┏━━

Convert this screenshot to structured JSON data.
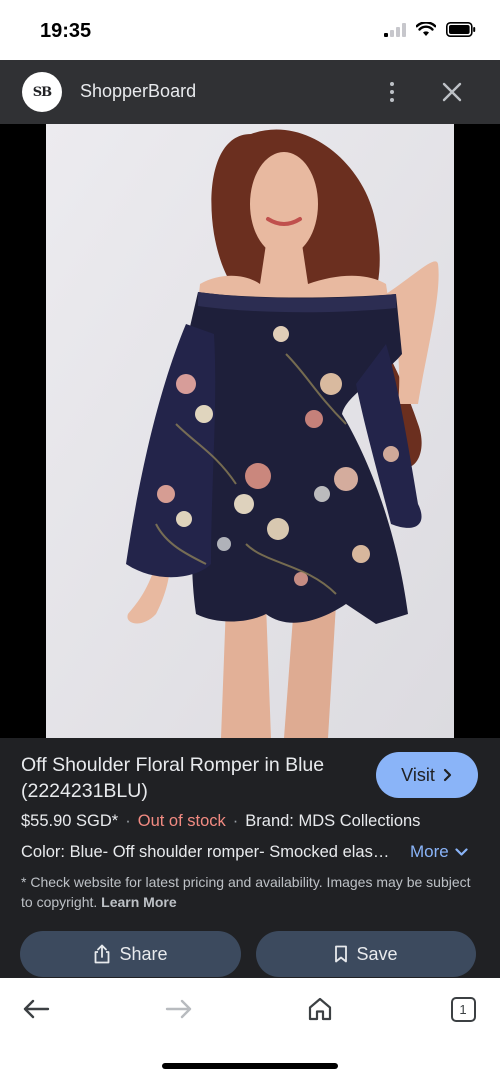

┗━━
┏━━

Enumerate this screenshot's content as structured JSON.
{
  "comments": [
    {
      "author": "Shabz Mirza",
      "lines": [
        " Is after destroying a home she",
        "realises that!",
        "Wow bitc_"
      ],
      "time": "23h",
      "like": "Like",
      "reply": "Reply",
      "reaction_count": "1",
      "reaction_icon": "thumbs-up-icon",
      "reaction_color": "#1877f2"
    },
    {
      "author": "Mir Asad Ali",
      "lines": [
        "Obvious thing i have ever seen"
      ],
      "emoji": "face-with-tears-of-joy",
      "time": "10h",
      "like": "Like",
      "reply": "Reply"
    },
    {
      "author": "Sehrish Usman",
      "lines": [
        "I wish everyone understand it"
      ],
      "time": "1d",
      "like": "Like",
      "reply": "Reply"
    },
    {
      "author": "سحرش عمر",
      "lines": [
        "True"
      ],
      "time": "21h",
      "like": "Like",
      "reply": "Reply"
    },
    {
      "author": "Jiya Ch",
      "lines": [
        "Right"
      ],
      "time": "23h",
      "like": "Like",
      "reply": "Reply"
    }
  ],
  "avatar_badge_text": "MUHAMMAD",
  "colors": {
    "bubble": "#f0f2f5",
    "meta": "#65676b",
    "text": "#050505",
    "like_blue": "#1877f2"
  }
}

┗━━
┏━━

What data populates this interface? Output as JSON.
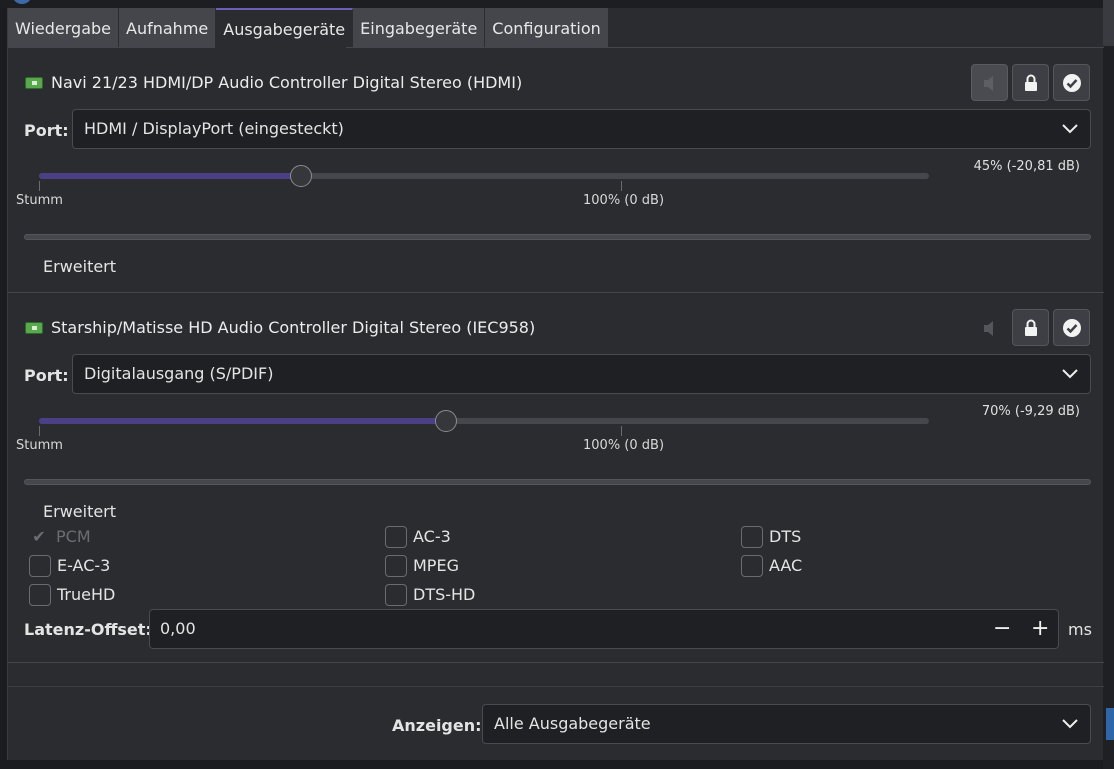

┗━━

STATED PROBLEM: Show each line of the listing that holds the string "data".

REPLY:
Convert this screenshot to structured JSON data.
What data populates this interface? Output as JSON.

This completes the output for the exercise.